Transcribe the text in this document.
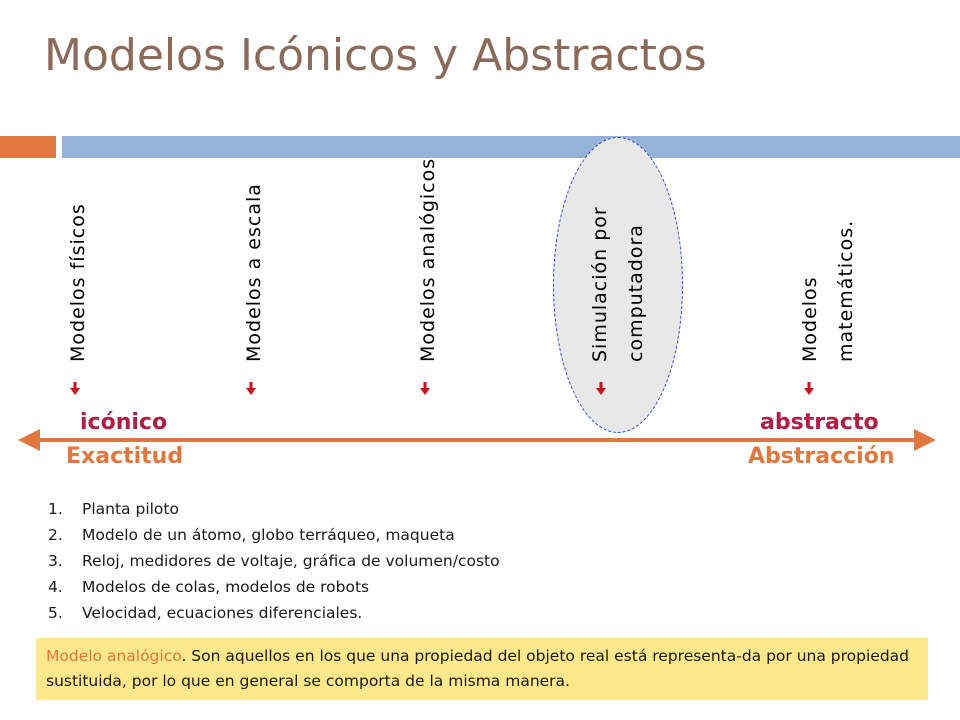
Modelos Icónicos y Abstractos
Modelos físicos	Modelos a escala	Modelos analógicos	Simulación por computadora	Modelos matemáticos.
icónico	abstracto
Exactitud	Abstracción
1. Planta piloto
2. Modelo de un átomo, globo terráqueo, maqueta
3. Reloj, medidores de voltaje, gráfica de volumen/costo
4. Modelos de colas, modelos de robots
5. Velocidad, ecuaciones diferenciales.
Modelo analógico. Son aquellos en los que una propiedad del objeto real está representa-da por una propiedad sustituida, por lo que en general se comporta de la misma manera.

:::::

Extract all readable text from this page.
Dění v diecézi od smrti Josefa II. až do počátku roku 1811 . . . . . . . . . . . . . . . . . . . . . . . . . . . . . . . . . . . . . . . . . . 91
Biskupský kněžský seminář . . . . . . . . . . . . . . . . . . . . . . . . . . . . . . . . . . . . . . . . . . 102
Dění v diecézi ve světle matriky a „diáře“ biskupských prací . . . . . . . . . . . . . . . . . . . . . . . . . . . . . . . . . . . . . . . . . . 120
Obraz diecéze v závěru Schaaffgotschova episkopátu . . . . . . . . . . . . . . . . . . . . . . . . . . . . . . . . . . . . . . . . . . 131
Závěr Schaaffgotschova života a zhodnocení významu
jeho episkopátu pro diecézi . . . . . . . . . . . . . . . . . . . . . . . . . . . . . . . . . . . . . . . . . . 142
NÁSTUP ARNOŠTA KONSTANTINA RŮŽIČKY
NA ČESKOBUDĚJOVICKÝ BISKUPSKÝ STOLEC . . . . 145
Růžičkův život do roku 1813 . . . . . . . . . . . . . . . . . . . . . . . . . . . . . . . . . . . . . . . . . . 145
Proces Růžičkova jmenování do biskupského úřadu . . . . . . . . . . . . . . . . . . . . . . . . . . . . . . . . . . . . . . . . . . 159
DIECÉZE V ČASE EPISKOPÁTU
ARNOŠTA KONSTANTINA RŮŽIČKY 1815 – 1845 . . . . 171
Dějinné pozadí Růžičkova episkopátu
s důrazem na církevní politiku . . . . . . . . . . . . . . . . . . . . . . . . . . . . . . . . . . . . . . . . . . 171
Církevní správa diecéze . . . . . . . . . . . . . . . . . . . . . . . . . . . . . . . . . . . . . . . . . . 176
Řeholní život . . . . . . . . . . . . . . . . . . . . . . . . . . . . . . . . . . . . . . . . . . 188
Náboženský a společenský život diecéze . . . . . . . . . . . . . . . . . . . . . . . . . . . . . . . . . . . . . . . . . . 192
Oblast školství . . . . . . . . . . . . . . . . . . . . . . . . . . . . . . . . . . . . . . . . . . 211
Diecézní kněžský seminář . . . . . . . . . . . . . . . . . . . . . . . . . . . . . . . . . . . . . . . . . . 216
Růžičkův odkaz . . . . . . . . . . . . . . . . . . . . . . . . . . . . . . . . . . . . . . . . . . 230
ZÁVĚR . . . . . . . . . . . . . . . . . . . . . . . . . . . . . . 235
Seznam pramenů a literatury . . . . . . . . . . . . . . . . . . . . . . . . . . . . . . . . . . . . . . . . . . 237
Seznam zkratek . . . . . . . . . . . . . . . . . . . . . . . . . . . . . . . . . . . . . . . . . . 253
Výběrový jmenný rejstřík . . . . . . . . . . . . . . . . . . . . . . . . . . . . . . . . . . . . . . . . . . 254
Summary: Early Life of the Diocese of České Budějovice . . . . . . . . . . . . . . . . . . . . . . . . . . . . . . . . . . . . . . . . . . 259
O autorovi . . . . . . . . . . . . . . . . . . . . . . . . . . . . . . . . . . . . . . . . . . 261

:::::

Extract all lines that hold the word "KONSTANTINA".

NÁSTUP ARNOŠTA KONSTANTINA RŮŽIČKY
ARNOŠTA KONSTANTINA RŮŽIČKY 1815 – 1845 . . . . 171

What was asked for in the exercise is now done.